■ What to do
Tally up the lines that include "Count" and state that number by itself.

■ Input
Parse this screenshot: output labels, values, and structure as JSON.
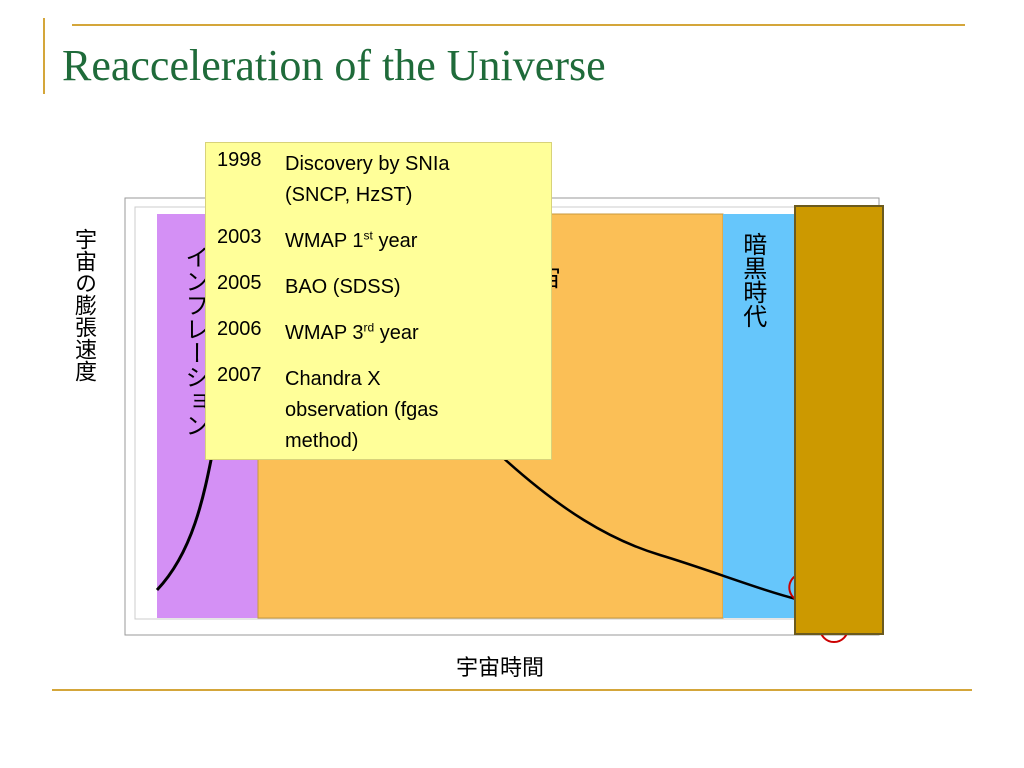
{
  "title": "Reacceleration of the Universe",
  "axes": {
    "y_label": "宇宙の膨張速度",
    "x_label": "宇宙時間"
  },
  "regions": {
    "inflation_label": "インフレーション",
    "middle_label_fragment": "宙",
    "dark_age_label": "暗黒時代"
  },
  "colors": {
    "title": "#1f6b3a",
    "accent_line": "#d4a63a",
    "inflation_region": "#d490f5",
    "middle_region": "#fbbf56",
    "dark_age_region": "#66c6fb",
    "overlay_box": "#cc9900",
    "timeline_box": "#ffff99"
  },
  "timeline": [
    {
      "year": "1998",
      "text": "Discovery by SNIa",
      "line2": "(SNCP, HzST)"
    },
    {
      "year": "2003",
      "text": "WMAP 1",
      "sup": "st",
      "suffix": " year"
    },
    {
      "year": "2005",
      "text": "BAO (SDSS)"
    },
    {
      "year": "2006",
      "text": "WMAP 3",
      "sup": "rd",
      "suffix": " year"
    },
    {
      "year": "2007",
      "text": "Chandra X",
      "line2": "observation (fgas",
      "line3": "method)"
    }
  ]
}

...

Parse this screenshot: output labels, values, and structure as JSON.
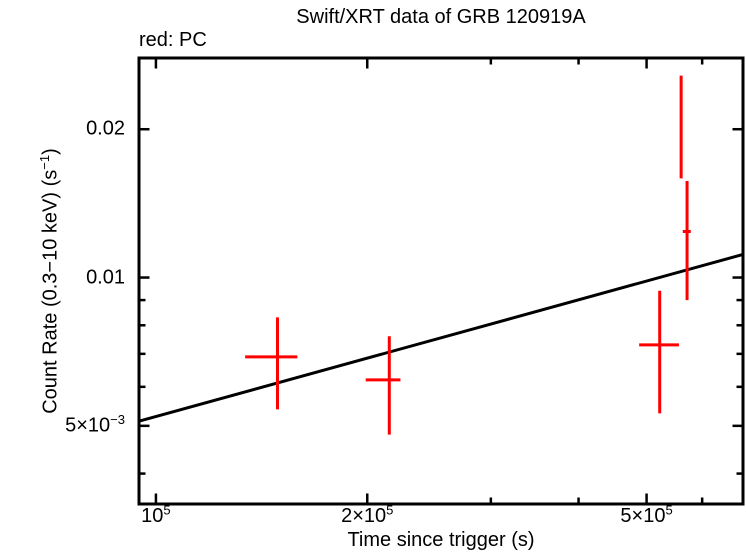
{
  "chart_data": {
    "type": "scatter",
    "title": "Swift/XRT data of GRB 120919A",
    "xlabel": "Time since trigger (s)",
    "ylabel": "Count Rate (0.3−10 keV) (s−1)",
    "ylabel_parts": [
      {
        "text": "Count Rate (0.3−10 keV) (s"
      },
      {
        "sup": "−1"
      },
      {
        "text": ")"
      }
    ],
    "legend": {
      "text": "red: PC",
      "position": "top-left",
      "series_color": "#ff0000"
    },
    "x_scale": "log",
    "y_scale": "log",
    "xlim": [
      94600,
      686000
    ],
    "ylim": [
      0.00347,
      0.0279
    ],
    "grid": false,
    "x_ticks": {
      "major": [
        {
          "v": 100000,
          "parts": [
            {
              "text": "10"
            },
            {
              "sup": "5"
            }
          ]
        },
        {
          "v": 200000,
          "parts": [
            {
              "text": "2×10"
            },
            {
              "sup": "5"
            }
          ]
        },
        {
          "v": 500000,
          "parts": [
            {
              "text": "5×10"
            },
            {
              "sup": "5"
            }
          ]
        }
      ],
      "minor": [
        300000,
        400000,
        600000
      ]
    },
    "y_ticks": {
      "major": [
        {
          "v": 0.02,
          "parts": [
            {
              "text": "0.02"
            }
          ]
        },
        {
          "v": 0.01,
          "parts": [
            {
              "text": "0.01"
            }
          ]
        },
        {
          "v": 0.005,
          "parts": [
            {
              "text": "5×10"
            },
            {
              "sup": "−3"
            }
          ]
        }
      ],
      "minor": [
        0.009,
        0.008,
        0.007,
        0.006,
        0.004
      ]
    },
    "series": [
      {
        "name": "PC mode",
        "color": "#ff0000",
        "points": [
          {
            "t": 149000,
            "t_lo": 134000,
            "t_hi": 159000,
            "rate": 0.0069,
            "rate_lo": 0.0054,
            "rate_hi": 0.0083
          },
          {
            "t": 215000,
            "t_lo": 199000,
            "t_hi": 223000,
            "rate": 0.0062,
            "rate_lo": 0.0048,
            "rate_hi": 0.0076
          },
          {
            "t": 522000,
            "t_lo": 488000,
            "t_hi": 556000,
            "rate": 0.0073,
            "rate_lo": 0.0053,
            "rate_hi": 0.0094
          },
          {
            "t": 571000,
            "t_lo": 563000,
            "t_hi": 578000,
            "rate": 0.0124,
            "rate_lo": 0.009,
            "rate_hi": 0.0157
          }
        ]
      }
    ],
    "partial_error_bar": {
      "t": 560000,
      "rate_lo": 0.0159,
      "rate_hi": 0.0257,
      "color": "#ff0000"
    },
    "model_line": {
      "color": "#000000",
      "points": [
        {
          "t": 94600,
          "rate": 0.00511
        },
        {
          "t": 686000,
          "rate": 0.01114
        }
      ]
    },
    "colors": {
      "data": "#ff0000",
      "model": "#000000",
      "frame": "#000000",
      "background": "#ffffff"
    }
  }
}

■ Task response
2